- _What you are asked to do_
Could you return the listing below line for line, keeping every word and number unchanged?

________________

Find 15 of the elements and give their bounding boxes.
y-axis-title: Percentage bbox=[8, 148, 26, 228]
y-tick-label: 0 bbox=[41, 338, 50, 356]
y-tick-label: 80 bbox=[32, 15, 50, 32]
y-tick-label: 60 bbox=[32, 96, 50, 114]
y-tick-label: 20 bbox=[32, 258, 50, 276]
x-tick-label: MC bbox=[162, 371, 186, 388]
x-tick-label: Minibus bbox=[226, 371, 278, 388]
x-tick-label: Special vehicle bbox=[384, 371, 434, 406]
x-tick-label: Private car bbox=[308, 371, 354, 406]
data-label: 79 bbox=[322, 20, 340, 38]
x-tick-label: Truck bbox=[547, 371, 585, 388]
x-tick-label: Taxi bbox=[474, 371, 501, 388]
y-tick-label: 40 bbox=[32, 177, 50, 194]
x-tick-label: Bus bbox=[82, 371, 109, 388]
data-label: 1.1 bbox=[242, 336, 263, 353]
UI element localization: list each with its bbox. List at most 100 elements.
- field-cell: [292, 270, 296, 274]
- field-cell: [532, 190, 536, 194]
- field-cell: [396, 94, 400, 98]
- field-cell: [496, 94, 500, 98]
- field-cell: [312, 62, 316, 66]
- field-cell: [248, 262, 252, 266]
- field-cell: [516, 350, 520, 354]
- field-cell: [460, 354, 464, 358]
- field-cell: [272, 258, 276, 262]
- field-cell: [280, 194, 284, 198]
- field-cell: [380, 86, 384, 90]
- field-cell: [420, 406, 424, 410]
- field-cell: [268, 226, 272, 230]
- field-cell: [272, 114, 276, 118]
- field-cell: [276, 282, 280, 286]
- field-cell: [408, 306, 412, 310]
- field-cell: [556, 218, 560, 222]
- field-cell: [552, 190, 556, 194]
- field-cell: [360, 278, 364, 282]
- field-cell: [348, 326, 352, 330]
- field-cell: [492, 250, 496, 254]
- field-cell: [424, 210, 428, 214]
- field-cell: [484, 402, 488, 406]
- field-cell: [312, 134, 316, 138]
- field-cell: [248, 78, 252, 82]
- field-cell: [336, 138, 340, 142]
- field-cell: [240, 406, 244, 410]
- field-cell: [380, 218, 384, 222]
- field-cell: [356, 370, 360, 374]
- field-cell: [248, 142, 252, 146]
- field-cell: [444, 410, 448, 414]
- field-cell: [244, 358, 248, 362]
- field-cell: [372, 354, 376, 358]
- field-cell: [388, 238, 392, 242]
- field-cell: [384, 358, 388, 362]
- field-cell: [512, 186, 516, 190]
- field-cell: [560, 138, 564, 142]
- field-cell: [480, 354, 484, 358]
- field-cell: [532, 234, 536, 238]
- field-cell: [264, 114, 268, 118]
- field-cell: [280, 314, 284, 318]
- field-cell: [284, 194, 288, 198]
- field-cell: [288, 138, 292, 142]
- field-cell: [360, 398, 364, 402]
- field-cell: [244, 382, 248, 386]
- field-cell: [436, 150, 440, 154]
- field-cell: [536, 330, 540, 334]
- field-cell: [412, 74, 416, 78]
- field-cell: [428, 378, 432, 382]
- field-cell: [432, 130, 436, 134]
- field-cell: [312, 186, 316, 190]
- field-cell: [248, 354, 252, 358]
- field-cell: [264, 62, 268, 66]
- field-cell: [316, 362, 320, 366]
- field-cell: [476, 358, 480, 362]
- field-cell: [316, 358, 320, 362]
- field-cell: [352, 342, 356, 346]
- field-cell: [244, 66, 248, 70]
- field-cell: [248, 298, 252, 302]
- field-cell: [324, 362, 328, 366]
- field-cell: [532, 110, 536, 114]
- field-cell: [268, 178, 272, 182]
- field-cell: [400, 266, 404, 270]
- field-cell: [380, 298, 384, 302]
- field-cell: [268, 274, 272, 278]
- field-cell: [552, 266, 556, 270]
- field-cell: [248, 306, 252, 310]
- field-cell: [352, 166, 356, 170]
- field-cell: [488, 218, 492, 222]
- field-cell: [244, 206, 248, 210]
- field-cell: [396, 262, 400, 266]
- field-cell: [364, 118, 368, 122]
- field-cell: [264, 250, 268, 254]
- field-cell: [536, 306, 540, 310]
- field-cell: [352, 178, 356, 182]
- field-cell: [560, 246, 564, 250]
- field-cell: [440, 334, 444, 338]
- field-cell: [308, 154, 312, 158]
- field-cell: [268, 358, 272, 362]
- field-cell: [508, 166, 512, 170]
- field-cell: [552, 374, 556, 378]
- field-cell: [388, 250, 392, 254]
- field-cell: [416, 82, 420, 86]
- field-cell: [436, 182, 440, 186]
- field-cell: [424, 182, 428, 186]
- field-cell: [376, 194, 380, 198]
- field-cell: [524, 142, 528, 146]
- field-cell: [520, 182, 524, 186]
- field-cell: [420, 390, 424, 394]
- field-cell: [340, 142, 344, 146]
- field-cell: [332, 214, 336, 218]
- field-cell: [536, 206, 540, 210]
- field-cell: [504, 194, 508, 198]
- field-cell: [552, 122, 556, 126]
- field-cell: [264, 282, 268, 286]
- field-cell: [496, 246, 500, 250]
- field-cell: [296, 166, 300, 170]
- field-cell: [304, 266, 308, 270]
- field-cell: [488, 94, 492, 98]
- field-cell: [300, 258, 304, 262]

________________

- _Result of this task_
Find 15 of the elements and give their bounding boxes.
y-axis-title: Percentage bbox=[8, 148, 26, 228]
y-tick-label: 0 bbox=[41, 338, 50, 356]
y-tick-label: 80 bbox=[32, 15, 50, 32]
y-tick-label: 60 bbox=[32, 96, 50, 114]
y-tick-label: 20 bbox=[32, 258, 50, 276]
x-tick-label: MC bbox=[162, 371, 186, 388]
x-tick-label: Minibus bbox=[226, 371, 278, 388]
x-tick-label: Special vehicle bbox=[384, 371, 434, 406]
x-tick-label: Private car bbox=[308, 371, 354, 406]
data-label: 79 bbox=[322, 20, 340, 38]
x-tick-label: Truck bbox=[547, 371, 585, 388]
x-tick-label: Taxi bbox=[474, 371, 501, 388]
y-tick-label: 40 bbox=[32, 177, 50, 194]
x-tick-label: Bus bbox=[82, 371, 109, 388]
data-label: 1.1 bbox=[242, 336, 263, 353]
UI element localization: list each with its bbox. List at most 100 elements.
- field-cell: [292, 270, 296, 274]
- field-cell: [532, 190, 536, 194]
- field-cell: [396, 94, 400, 98]
- field-cell: [496, 94, 500, 98]
- field-cell: [312, 62, 316, 66]
- field-cell: [248, 262, 252, 266]
- field-cell: [516, 350, 520, 354]
- field-cell: [460, 354, 464, 358]
- field-cell: [272, 258, 276, 262]
- field-cell: [280, 194, 284, 198]
- field-cell: [380, 86, 384, 90]
- field-cell: [420, 406, 424, 410]
- field-cell: [268, 226, 272, 230]
- field-cell: [272, 114, 276, 118]
- field-cell: [276, 282, 280, 286]
- field-cell: [408, 306, 412, 310]
- field-cell: [556, 218, 560, 222]
- field-cell: [552, 190, 556, 194]
- field-cell: [360, 278, 364, 282]
- field-cell: [348, 326, 352, 330]
- field-cell: [492, 250, 496, 254]
- field-cell: [424, 210, 428, 214]
- field-cell: [484, 402, 488, 406]
- field-cell: [312, 134, 316, 138]
- field-cell: [248, 78, 252, 82]
- field-cell: [336, 138, 340, 142]
- field-cell: [240, 406, 244, 410]
- field-cell: [380, 218, 384, 222]
- field-cell: [356, 370, 360, 374]
- field-cell: [248, 142, 252, 146]
- field-cell: [444, 410, 448, 414]
- field-cell: [244, 358, 248, 362]
- field-cell: [372, 354, 376, 358]
- field-cell: [388, 238, 392, 242]
- field-cell: [384, 358, 388, 362]
- field-cell: [512, 186, 516, 190]
- field-cell: [560, 138, 564, 142]
- field-cell: [480, 354, 484, 358]
- field-cell: [532, 234, 536, 238]
- field-cell: [264, 114, 268, 118]
- field-cell: [280, 314, 284, 318]
- field-cell: [284, 194, 288, 198]
- field-cell: [288, 138, 292, 142]
- field-cell: [360, 398, 364, 402]
- field-cell: [244, 382, 248, 386]
- field-cell: [436, 150, 440, 154]
- field-cell: [536, 330, 540, 334]
- field-cell: [412, 74, 416, 78]
- field-cell: [428, 378, 432, 382]
- field-cell: [432, 130, 436, 134]
- field-cell: [312, 186, 316, 190]
- field-cell: [248, 354, 252, 358]
- field-cell: [264, 62, 268, 66]
- field-cell: [316, 362, 320, 366]
- field-cell: [476, 358, 480, 362]
- field-cell: [316, 358, 320, 362]
- field-cell: [352, 342, 356, 346]
- field-cell: [244, 66, 248, 70]
- field-cell: [248, 298, 252, 302]
- field-cell: [324, 362, 328, 366]
- field-cell: [532, 110, 536, 114]
- field-cell: [268, 178, 272, 182]
- field-cell: [400, 266, 404, 270]
- field-cell: [380, 298, 384, 302]
- field-cell: [268, 274, 272, 278]
- field-cell: [552, 266, 556, 270]
- field-cell: [248, 306, 252, 310]
- field-cell: [352, 166, 356, 170]
- field-cell: [488, 218, 492, 222]
- field-cell: [244, 206, 248, 210]
- field-cell: [396, 262, 400, 266]
- field-cell: [364, 118, 368, 122]
- field-cell: [264, 250, 268, 254]
- field-cell: [536, 306, 540, 310]
- field-cell: [352, 178, 356, 182]
- field-cell: [560, 246, 564, 250]
- field-cell: [440, 334, 444, 338]
- field-cell: [308, 154, 312, 158]
- field-cell: [268, 358, 272, 362]
- field-cell: [508, 166, 512, 170]
- field-cell: [552, 374, 556, 378]
- field-cell: [388, 250, 392, 254]
- field-cell: [416, 82, 420, 86]
- field-cell: [436, 182, 440, 186]
- field-cell: [424, 182, 428, 186]
- field-cell: [376, 194, 380, 198]
- field-cell: [524, 142, 528, 146]
- field-cell: [520, 182, 524, 186]
- field-cell: [420, 390, 424, 394]
- field-cell: [340, 142, 344, 146]
- field-cell: [332, 214, 336, 218]
- field-cell: [536, 206, 540, 210]
- field-cell: [504, 194, 508, 198]
- field-cell: [552, 122, 556, 126]
- field-cell: [264, 282, 268, 286]
- field-cell: [496, 246, 500, 250]
- field-cell: [296, 166, 300, 170]
- field-cell: [304, 266, 308, 270]
- field-cell: [488, 94, 492, 98]
- field-cell: [300, 258, 304, 262]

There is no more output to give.